--- begin Dataset entries ---

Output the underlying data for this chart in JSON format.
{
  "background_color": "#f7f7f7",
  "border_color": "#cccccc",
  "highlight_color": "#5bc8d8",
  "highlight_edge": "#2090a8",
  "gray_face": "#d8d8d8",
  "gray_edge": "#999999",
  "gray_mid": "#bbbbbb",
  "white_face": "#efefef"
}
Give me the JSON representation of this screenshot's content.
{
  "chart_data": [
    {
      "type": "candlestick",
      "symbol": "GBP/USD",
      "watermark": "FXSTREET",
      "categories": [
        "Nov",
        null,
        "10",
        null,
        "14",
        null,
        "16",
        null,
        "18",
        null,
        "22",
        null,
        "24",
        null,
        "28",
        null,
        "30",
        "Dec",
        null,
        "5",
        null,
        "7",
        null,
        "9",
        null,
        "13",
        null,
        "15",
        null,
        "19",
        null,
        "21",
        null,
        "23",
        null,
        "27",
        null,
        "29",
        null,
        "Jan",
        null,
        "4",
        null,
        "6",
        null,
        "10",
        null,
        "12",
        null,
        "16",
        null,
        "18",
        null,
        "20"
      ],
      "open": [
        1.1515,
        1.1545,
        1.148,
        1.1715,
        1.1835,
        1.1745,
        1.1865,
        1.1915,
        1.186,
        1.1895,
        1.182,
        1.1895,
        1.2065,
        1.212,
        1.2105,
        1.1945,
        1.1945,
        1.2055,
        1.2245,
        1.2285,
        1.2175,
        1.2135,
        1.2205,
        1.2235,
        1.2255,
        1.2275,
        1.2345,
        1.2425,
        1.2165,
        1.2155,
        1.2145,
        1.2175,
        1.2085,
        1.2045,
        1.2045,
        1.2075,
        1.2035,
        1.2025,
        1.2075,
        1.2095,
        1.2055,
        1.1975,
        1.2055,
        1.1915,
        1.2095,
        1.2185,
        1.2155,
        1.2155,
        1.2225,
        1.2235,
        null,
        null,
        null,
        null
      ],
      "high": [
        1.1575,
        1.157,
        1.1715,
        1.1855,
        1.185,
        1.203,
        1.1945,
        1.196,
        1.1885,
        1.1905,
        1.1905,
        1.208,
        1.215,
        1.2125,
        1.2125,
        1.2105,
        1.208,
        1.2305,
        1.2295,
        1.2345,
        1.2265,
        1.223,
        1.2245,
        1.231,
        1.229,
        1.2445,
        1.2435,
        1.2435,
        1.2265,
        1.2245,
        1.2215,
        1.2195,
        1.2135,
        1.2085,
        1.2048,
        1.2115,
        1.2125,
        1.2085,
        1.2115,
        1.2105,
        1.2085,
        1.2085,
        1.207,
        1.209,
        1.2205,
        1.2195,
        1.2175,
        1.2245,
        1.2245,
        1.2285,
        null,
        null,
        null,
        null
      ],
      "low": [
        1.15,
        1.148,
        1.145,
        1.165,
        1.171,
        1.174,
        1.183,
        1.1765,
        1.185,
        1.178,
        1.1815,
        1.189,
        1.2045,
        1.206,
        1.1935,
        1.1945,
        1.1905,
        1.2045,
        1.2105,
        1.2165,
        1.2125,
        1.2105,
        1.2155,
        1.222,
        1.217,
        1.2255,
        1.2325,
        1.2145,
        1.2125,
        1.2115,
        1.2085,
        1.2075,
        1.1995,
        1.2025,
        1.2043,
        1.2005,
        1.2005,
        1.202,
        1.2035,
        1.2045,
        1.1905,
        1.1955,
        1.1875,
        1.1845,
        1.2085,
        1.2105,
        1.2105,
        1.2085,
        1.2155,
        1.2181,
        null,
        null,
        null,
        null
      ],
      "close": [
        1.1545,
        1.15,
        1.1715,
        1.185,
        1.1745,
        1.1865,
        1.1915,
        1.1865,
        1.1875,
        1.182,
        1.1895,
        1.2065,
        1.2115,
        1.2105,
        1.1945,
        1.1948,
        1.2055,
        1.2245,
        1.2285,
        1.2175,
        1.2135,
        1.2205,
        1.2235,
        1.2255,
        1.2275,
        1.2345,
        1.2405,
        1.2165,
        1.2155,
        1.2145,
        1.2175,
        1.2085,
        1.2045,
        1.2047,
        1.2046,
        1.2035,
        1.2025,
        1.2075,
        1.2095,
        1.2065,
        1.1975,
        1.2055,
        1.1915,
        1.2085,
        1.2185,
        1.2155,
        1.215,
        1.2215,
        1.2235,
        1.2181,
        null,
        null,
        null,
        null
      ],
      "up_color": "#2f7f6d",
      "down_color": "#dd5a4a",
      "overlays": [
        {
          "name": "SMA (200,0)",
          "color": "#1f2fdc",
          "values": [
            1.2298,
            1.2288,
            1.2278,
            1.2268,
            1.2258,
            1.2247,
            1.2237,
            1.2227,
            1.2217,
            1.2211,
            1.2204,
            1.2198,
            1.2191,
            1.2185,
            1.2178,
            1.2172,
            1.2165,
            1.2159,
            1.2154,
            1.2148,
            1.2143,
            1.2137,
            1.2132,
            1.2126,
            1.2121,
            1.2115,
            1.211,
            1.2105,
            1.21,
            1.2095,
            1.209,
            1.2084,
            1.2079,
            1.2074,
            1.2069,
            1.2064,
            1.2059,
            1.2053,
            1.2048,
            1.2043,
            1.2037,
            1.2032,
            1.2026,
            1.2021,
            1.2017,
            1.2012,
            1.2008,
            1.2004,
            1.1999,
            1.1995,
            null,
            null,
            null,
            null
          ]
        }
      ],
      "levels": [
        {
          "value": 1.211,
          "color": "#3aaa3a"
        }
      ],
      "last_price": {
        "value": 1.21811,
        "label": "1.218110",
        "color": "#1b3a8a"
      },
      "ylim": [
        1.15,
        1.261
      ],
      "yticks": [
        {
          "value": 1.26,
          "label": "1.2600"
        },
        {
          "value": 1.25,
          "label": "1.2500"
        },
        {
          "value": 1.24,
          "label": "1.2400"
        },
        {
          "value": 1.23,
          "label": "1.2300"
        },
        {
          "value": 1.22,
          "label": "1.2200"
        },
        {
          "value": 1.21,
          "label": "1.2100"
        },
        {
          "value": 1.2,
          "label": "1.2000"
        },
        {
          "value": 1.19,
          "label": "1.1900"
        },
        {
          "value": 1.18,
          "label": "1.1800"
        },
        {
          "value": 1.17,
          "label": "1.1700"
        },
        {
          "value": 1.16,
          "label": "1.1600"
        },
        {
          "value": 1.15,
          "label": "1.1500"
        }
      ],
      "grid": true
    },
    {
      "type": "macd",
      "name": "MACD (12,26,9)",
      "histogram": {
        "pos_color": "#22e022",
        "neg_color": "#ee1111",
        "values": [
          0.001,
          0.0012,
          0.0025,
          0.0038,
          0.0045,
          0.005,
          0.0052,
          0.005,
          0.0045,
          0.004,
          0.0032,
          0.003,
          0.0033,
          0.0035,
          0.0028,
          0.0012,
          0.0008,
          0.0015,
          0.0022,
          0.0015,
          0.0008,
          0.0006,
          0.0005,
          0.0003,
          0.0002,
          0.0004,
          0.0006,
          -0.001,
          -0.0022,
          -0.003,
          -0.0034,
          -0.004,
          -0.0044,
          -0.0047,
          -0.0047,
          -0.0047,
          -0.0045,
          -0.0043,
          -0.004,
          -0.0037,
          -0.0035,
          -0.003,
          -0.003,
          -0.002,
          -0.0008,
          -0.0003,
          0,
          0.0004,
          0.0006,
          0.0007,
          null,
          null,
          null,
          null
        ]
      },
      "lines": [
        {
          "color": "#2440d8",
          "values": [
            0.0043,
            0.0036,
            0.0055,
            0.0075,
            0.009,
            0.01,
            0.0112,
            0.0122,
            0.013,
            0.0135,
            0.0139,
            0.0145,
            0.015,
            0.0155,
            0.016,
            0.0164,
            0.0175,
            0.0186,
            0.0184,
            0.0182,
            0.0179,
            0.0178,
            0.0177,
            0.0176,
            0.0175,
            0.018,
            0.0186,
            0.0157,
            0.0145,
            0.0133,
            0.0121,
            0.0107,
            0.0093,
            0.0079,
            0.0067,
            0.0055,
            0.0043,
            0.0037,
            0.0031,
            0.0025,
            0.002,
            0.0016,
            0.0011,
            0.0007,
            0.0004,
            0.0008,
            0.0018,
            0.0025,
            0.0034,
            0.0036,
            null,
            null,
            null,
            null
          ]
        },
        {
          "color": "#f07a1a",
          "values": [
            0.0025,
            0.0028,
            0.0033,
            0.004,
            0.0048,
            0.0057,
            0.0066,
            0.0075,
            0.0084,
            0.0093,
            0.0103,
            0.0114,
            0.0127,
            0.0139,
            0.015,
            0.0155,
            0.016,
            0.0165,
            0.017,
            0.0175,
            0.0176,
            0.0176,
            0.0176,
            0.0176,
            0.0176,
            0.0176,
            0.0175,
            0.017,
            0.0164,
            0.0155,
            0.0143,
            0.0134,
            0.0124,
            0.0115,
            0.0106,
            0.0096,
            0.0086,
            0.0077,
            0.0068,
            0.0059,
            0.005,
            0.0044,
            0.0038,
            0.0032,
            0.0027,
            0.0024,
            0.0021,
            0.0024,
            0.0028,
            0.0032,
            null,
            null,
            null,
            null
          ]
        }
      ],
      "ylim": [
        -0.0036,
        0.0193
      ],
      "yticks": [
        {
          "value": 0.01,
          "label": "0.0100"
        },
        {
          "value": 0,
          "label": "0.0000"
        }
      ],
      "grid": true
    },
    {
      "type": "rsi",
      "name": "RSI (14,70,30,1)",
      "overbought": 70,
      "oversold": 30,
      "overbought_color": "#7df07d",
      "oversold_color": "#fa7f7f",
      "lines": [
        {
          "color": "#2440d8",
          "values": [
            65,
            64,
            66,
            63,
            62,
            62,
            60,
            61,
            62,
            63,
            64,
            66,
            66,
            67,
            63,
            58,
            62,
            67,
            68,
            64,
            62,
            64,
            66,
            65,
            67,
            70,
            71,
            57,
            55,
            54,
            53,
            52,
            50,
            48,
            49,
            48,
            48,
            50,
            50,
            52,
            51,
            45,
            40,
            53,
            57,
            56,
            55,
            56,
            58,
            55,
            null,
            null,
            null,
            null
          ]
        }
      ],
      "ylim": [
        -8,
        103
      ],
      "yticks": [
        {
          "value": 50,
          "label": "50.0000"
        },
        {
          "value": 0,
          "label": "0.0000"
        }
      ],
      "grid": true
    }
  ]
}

--- end Dataset entries ---

**Exercise task:**
Nothing but a number is needed here: how many lines hold the string "JSON"?

**The output:**
2